─── DATA ENTRIES
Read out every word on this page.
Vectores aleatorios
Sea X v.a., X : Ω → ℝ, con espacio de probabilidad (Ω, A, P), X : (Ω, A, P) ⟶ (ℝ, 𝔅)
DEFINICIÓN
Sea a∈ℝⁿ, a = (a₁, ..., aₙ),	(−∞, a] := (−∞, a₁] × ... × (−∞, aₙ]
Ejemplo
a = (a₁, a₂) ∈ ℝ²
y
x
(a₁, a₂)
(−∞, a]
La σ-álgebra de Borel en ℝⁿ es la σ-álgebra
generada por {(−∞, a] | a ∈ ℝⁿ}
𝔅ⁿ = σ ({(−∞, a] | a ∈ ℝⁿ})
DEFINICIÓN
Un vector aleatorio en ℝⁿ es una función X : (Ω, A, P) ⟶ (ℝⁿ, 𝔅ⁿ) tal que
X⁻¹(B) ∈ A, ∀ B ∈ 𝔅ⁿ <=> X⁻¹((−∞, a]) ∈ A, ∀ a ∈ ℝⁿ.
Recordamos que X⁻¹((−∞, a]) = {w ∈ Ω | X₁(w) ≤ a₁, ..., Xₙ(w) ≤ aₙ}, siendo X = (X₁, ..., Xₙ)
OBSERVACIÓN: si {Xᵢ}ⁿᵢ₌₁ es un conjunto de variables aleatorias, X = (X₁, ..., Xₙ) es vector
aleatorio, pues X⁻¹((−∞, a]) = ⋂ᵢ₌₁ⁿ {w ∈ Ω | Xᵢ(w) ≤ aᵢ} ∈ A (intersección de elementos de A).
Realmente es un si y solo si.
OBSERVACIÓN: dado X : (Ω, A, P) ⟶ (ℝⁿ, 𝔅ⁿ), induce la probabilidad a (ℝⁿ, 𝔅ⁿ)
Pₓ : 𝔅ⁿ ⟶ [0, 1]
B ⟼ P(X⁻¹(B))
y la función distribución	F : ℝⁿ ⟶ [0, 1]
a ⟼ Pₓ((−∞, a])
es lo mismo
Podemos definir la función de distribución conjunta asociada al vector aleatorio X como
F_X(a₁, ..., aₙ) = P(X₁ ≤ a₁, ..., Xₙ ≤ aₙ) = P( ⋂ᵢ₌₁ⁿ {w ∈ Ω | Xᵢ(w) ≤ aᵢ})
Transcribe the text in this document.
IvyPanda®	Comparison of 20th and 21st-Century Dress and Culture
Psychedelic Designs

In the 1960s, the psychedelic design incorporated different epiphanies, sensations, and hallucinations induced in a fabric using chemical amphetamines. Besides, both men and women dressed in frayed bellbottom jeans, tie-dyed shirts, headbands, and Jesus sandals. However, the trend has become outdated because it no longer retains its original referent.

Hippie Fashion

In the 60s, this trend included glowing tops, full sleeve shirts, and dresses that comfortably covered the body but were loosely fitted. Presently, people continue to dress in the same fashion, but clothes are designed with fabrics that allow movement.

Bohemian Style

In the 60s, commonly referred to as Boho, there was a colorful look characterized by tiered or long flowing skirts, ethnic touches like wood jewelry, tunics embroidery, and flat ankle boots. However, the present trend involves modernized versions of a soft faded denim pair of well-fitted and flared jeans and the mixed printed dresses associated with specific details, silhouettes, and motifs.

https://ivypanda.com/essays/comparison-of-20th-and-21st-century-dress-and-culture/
──────
- _PROBLEM REQUIREMENTS_: Take the lines above from the one holding "Transcribe the text in this document." to the last and output them exactly.

- _CORRECT ANSWER_:
Transcribe the text in this document.
IvyPanda®	Comparison of 20th and 21st-Century Dress and Culture
Psychedelic Designs

In the 1960s, the psychedelic design incorporated different epiphanies, sensations, and hallucinations induced in a fabric using chemical amphetamines. Besides, both men and women dressed in frayed bellbottom jeans, tie-dyed shirts, headbands, and Jesus sandals. However, the trend has become outdated because it no longer retains its original referent.

Hippie Fashion

In the 60s, this trend included glowing tops, full sleeve shirts, and dresses that comfortably covered the body but were loosely fitted. Presently, people continue to dress in the same fashion, but clothes are designed with fabrics that allow movement.

Bohemian Style

In the 60s, commonly referred to as Boho, there was a colorful look characterized by tiered or long flowing skirts, ethnic touches like wood jewelry, tunics embroidery, and flat ankle boots. However, the present trend involves modernized versions of a soft faded denim pair of well-fitted and flared jeans and the mixed printed dresses associated with specific details, silhouettes, and motifs.

https://ivypanda.com/essays/comparison-of-20th-and-21st-century-dress-and-culture/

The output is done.